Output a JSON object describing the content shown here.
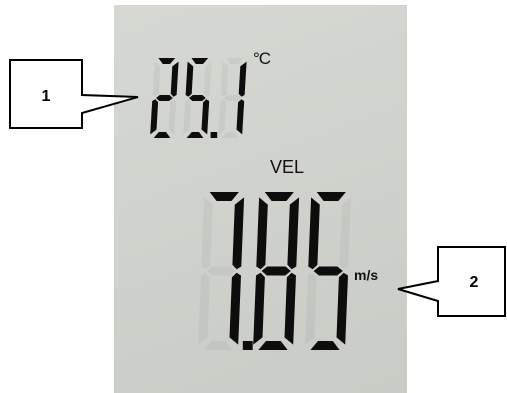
{
  "display": {
    "temperature": "25.1",
    "temperature_unit": "°C",
    "mode_label": "VEL",
    "velocity": "7.85",
    "velocity_unit": "m/s"
  },
  "callouts": [
    {
      "label": "1",
      "target": "temperature-reading"
    },
    {
      "label": "2",
      "target": "velocity-unit"
    }
  ],
  "colors": {
    "lcd_background": "#d2d4cf",
    "segment": "#0d0d0d"
  }
}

- _What is asked_:
Transcribe all the lines above exactly, apart from the pictures.

- _Answer below_:
Output a JSON object describing the content shown here.
{
  "display": {
    "temperature": "25.1",
    "temperature_unit": "°C",
    "mode_label": "VEL",
    "velocity": "7.85",
    "velocity_unit": "m/s"
  },
  "callouts": [
    {
      "label": "1",
      "target": "temperature-reading"
    },
    {
      "label": "2",
      "target": "velocity-unit"
    }
  ],
  "colors": {
    "lcd_background": "#d2d4cf",
    "segment": "#0d0d0d"
  }
}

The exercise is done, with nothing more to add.